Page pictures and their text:
BEGIN

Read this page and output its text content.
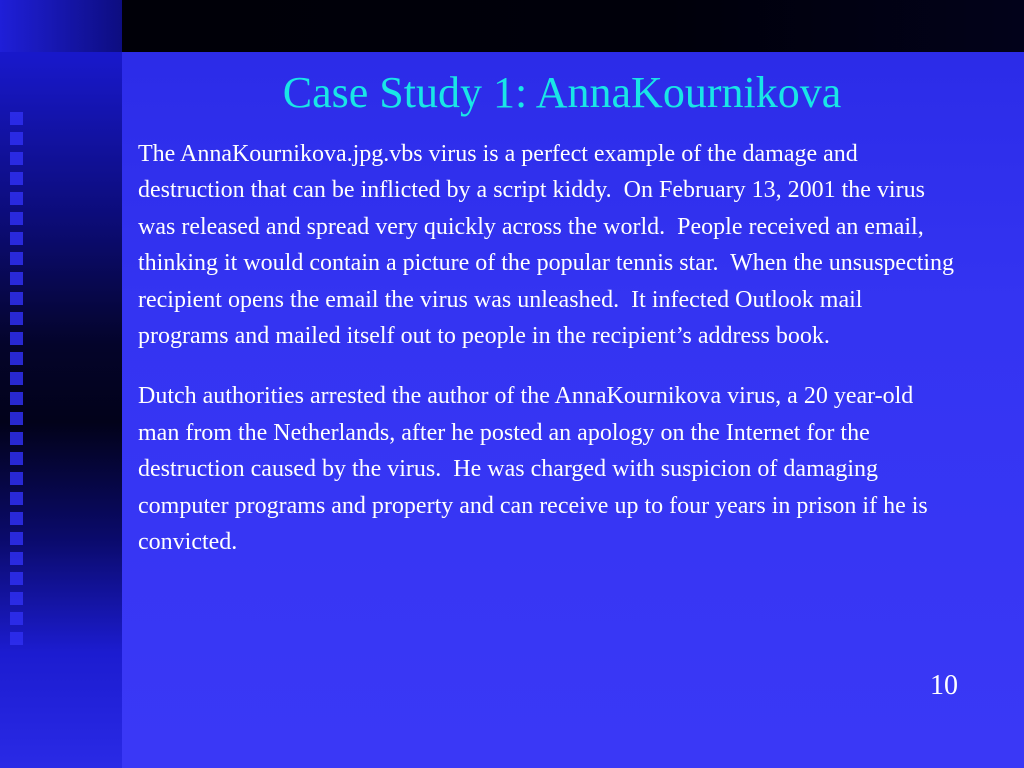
Case Study 1: AnnaKournikova

The AnnaKournikova.jpg.vbs virus is a perfect example of the damage and destruction that can be inflicted by a script kiddy.  On February 13, 2001 the virus was released and spread very quickly across the world.  People received an email, thinking it would contain a picture of the popular tennis star.  When the unsuspecting recipient opens the email the virus was unleashed.  It infected Outlook mail programs and mailed itself out to people in the recipient’s address book.

Dutch authorities arrested the author of the AnnaKournikova virus, a 20 year-old man from the Netherlands, after he posted an apology on the Internet for the destruction caused by the virus.  He was charged with suspicion of damaging computer programs and property and can receive up to four years in prison if he is convicted.

10
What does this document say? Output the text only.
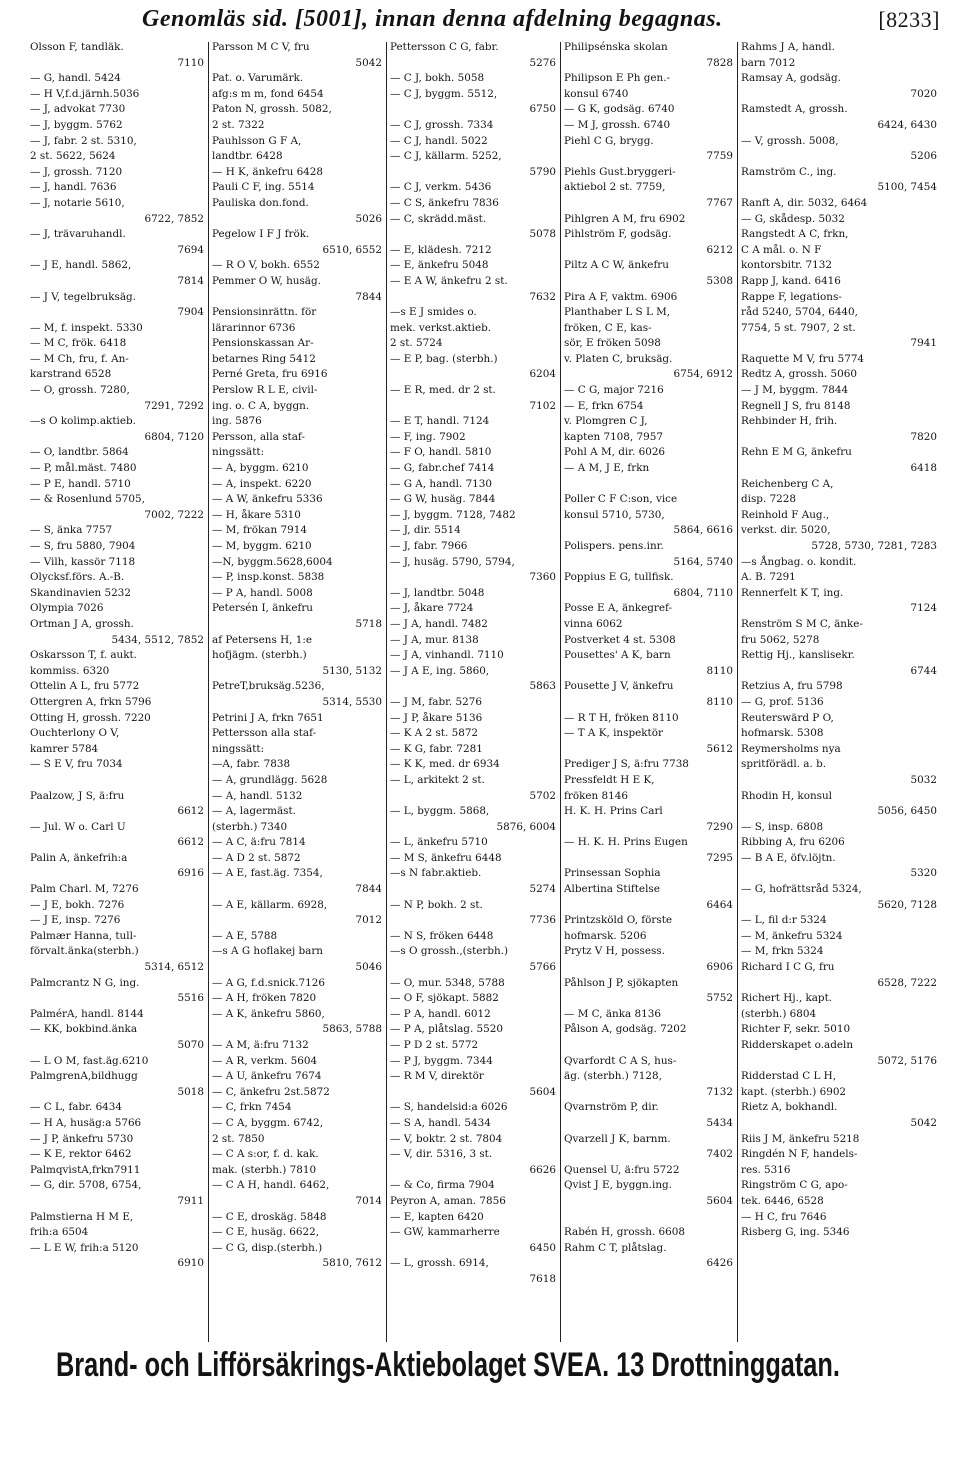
Genomläs sid. [5001], innan denna afdelning begagnas.	[8233]
Olsson F, tandläk.
7110
— G, handl. 5424
— H V,f.d.järnh.5036
— J, advokat 7730
— J, byggm. 5762
— J, fabr. 2 st. 5310,
2 st. 5622, 5624
— J, grossh. 7120
— J, handl. 7636
— J, notarie 5610,
6722, 7852
— J, trävaruhandl.
7694
— J E, handl. 5862,
7814
— J V, tegelbruksäg.
7904
— M, f. inspekt. 5330
— M C, frök. 6418
— M Ch, fru, f. An-
karstrand 6528
— O, grossh. 7280,
7291, 7292
—s O kolimp.aktieb.
6804, 7120
— O, landtbr. 5864
— P, mål.mäst. 7480
— P E, handl. 5710
— & Rosenlund 5705,
7002, 7222
— S, änka 7757
— S, fru 5880, 7904
— Vilh, kassör 7118
Olycksf.förs. A.-B.
Skandinavien 5232
Olympia 7026
Ortman J A, grossh.
5434, 5512, 7852
Oskarsson T, f. aukt.
kommiss. 6320
Ottelin A L, fru 5772
Ottergren A, frkn 5796
Otting H, grossh. 7220
Ouchterlony O V,
kamrer 5784
— S E V, fru 7034
Paalzow, J S, ä:fru
6612
— Jul. W o. Carl U
6612
Palin A, änkefrih:a
6916
Palm Charl. M, 7276
— J E, bokh. 7276
— J E, insp. 7276
Palmær Hanna, tull-
förvalt.änka(sterbh.)
5314, 6512
Palmcrantz N G, ing.
5516
PalmérA, handl. 8144
— KK, bokbind.änka
5070
— L O M, fast.äg.6210
PalmgrenA,bildhugg
5018
— C L, fabr. 6434
— H A, husäg:a 5766
— J P, änkefru 5730
— K E, rektor 6462
PalmqvistA,frkn7911
— G, dir. 5708, 6754,
7911
Palmstierna H M E,
frih:a 6504
— L E W, frih:a 5120
6910
Parsson M C V, fru
5042
Pat. o. Varumärk.
afg:s m m, fond 6454
Paton N, grossh. 5082,
2 st. 7322
Pauhlsson G F A,
landtbr. 6428
— H K, änkefru 6428
Pauli C F, ing. 5514
Pauliska don.fond.
5026
Pegelow I F J frök.
6510, 6552
— R O V, bokh. 6552
Pemmer O W, husäg.
7844
Pensionsinrättn. för
lärarinnor 6736
Pensionskassan Ar-
betarnes Ring 5412
Perné Greta, fru 6916
Perslow R L E, civil-
ing. o. C A, byggn.
ing. 5876
Persson, alla staf-
ningssätt:
— A, byggm. 6210
— A, inspekt. 6220
— A W, änkefru 5336
— H, åkare 5310
— M, frökan 7914
— M, byggm. 6210
—N, byggm.5628,6004
— P, insp.konst. 5838
— P A, handl. 5008
Petersén I, änkefru
5718
af Petersens H, 1:e
hofjägm. (sterbh.)
5130, 5132
PetreT,bruksäg.5236,
5314, 5530
Petrini J A, frkn 7651
Pettersson alla staf-
ningssätt:
—A, fabr. 7838
— A, grundlägg. 5628
— A, handl. 5132
— A, lagermäst.
(sterbh.) 7340
— A C, ä:fru 7814
— A D 2 st. 5872
— A E, fast.äg. 7354,
7844
— A E, källarm. 6928,
7012
— A E, 5788
—s A G hoflakej barn
5046
— A G, f.d.snick.7126
— A H, fröken 7820
— A K, änkefru 5860,
5863, 5788
— A M, ä:fru 7132
— A R, verkm. 5604
— A U, änkefru 7674
— C, änkefru 2st.5872
— C, frkn 7454
— C A, byggm. 6742,
2 st. 7850
— C A s:or, f. d. kak.
mak. (sterbh.) 7810
— C A H, handl. 6462,
7014
— C E, droskäg. 5848
— C E, husäg. 6622,
— C G, disp.(sterbh.)
5810, 7612
Pettersson C G, fabr.
5276
— C J, bokh. 5058
— C J, byggm. 5512,
6750
— C J, grossh. 7334
— C J, handl. 5022
— C J, källarm. 5252,
5790
— C J, verkm. 5436
— C S, änkefru 7836
— C, skrädd.mäst.
5078
— E, klädesh. 7212
— E, änkefru 5048
— E A W, änkefru 2 st.
7632
—s E J smides o.
mek. verkst.aktieb.
2 st. 5724
— E P, bag. (sterbh.)
6204
— E R, med. dr 2 st.
7102
— E T, handl. 7124
— F, ing. 7902
— F O, handl. 5810
— G, fabr.chef 7414
— G A, handl. 7130
— G W, husäg. 7844
— J, byggm. 7128, 7482
— J, dir. 5514
— J, fabr. 7966
— J, husäg. 5790, 5794,
7360
— J, landtbr. 5048
— J, åkare 7724
— J A, handl. 7482
— J A, mur. 8138
— J A, vinhandl. 7110
— J A E, ing. 5860,
5863
— J M, fabr. 5276
— J P, åkare 5136
— K A 2 st. 5872
— K G, fabr. 7281
— K K, med. dr 6934
— L, arkitekt 2 st.
5702
— L, byggm. 5868,
5876, 6004
— L, änkefru 5710
— M S, änkefru 6448
—s N fabr.aktieb.
5274
— N P, bokh. 2 st.
7736
— N S, fröken 6448
—s O grossh.,(sterbh.)
5766
— O, mur. 5348, 5788
— O F, sjökapt. 5882
— P A, handl. 6012
— P A, plåtslag. 5520
— P D 2 st. 5772
— P J, byggm. 7344
— R M V, direktör
5604
— S, handelsid:a 6026
— S A, handl. 5434
— V, boktr. 2 st. 7804
— V, dir. 5316, 3 st.
6626
— & Co, firma 7904
Peyron A, aman. 7856
— E, kapten 6420
— GW, kammarherre
6450
— L, grossh. 6914,
7618
Philipsénska skolan
7828
Philipson E Ph gen.-
konsul 6740
— G K, godsäg. 6740
— M J, grossh. 6740
Piehl C G, brygg.
7759
Piehls Gust.bryggeri-
aktiebol 2 st. 7759,
7767
Pihlgren A M, fru 6902
Pihlström F, godsäg.
6212
Piltz A C W, änkefru
5308
Pira A F, vaktm. 6906
Planthaber L S L M,
fröken, C E, kas-
sör, E fröken 5098
v. Platen C, bruksäg.
6754, 6912
— C G, major 7216
— E, frkn 6754
v. Plomgren C J,
kapten 7108, 7957
Pohl A M, dir. 6026
— A M, J E, frkn
Poller C F C:son, vice
konsul 5710, 5730,
5864, 6616
Polispers. pens.inr.
5164, 5740
Poppius E G, tullfisk.
6804, 7110
Posse E A, änkegref-
vinna 6062
Postverket 4 st. 5308
Pousettes' A K, barn
8110
Pousette J V, änkefru
8110
— R T H, fröken 8110
— T A K, inspektör
5612
Prediger J S, ä:fru 7738
Pressfeldt H E K,
fröken 8146
H. K. H. Prins Carl
7290
— H. K. H. Prins Eugen
7295
Prinsessan Sophia
Albertina Stiftelse
6464
Printzsköld O, förste
hofmarsk. 5206
Prytz V H, possess.
6906
Påhlson J P, sjökapten
5752
— M C, änka 8136
Pålson A, godsäg. 7202
Qvarfordt C A S, hus-
äg. (sterbh.) 7128,
7132
Qvarnström P, dir.
5434
Qvarzell J K, barnm.
7402
Quensel U, ä:fru 5722
Qvist J E, byggn.ing.
5604
Rabén H, grossh. 6608
Rahm C T, plåtslag.
6426
Rahms J A, handl.
barn 7012
Ramsay A, godsäg.
7020
Ramstedt A, grossh.
6424, 6430
— V, grossh. 5008,
5206
Ramström C., ing.
5100, 7454
Ranft A, dir. 5032, 6464
— G, skådesp. 5032
Rangstedt A C, frkn,
C A mål. o. N F
kontorsbitr. 7132
Rapp J, kand. 6416
Rappe F, legations-
råd 5240, 5704, 6440,
7754, 5 st. 7907, 2 st.
7941
Raquette M V, fru 5774
Redtz A, grossh. 5060
— J M, byggm. 7844
Regnell J S, fru 8148
Rehbinder H, frih.
7820
Rehn E M G, änkefru
6418
Reichenberg C A,
disp. 7228
Reinhold F Aug.,
verkst. dir. 5020,
5728, 5730, 7281, 7283
—s Ångbag. o. kondit.
A. B. 7291
Rennerfelt K T, ing.
7124
Renström S M C, änke-
fru 5062, 5278
Rettig Hj., kanslisekr.
6744
Retzius A, fru 5798
— G, prof. 5136
Reuterswärd P O,
hofmarsk. 5308
Reymersholms nya
spritförädl. a. b.
5032
Rhodin H, konsul
5056, 6450
— S, insp. 6808
Ribbing A, fru 6206
— B A E, öfv.löjtn.
5320
— G, hofrättsråd 5324,
5620, 7128
— L, fil d:r 5324
— M, änkefru 5324
— M, frkn 5324
Richard I C G, fru
6528, 7222
Richert Hj., kapt.
(sterbh.) 6804
Richter F, sekr. 5010
Ridderskapet o.adeln
5072, 5176
Ridderstad C L H,
kapt. (sterbh.) 6902
Rietz A, bokhandl.
5042
Riis J M, änkefru 5218
Ringdén N F, handels-
res. 5316
Ringström C G, apo-
tek. 6446, 6528
— H C, fru 7646
Risberg G, ing. 5346
Brand- och Lifförsäkrings-Aktiebolaget SVEA. 13 Drottninggatan.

END

Lines that contain "fabr" are the result; find them in the entries above and copy each one.

- [ANSWER BOX]
— J, fabr. 2 st. 5310,
— C L, fabr. 6434
—A, fabr. 7838
Pettersson C G, fabr.
— G, fabr.chef 7414
— J, fabr. 7966
— J M, fabr. 5276
— K G, fabr. 7281
—s N fabr.aktieb.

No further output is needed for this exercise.